> **SOURCE MATERIAL**:
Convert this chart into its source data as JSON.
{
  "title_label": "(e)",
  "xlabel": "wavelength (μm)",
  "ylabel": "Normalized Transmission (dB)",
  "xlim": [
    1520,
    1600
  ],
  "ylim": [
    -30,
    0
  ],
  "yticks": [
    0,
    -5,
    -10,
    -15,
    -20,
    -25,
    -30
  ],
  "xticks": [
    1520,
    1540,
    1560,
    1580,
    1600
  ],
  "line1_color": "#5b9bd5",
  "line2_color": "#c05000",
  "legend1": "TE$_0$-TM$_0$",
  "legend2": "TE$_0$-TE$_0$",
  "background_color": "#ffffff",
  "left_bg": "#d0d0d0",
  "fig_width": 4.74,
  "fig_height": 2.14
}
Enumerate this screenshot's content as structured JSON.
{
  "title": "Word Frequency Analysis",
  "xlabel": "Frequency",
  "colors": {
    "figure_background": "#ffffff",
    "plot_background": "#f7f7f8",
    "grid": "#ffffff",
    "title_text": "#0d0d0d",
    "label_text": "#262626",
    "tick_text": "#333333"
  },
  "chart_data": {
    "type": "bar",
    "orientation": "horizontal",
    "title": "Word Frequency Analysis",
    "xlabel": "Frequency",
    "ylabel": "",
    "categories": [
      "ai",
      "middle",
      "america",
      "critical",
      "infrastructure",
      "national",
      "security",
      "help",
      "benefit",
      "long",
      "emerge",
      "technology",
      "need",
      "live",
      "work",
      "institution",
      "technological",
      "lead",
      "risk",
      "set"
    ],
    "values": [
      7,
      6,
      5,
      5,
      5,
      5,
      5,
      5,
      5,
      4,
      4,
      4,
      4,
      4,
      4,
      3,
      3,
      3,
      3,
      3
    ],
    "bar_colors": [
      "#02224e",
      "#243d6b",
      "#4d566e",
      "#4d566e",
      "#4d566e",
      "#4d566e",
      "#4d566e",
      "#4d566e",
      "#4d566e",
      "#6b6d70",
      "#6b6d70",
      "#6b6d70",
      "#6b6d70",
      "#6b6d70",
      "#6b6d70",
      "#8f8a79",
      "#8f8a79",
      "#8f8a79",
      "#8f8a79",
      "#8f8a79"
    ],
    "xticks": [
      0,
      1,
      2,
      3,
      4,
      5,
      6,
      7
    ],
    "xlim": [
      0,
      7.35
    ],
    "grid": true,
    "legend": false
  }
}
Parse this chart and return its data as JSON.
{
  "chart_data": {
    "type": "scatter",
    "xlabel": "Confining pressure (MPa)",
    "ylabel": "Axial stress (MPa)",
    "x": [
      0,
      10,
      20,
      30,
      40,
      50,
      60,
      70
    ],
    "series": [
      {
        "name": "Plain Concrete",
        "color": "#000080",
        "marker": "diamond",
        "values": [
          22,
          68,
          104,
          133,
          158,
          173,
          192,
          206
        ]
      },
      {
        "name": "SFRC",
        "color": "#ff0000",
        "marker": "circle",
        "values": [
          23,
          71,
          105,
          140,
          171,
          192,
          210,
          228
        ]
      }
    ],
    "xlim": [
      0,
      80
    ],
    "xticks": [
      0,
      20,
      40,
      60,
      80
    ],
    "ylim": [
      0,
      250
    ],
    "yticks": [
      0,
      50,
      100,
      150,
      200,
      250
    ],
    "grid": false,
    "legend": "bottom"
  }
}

> **TASK OBJECTIVE**: Where a line in the entries holds "Frequency", copy that line.

> **FULL OUTPUT**:
  "title": "Word Frequency Analysis",
  "xlabel": "Frequency",
    "title": "Word Frequency Analysis",
    "xlabel": "Frequency",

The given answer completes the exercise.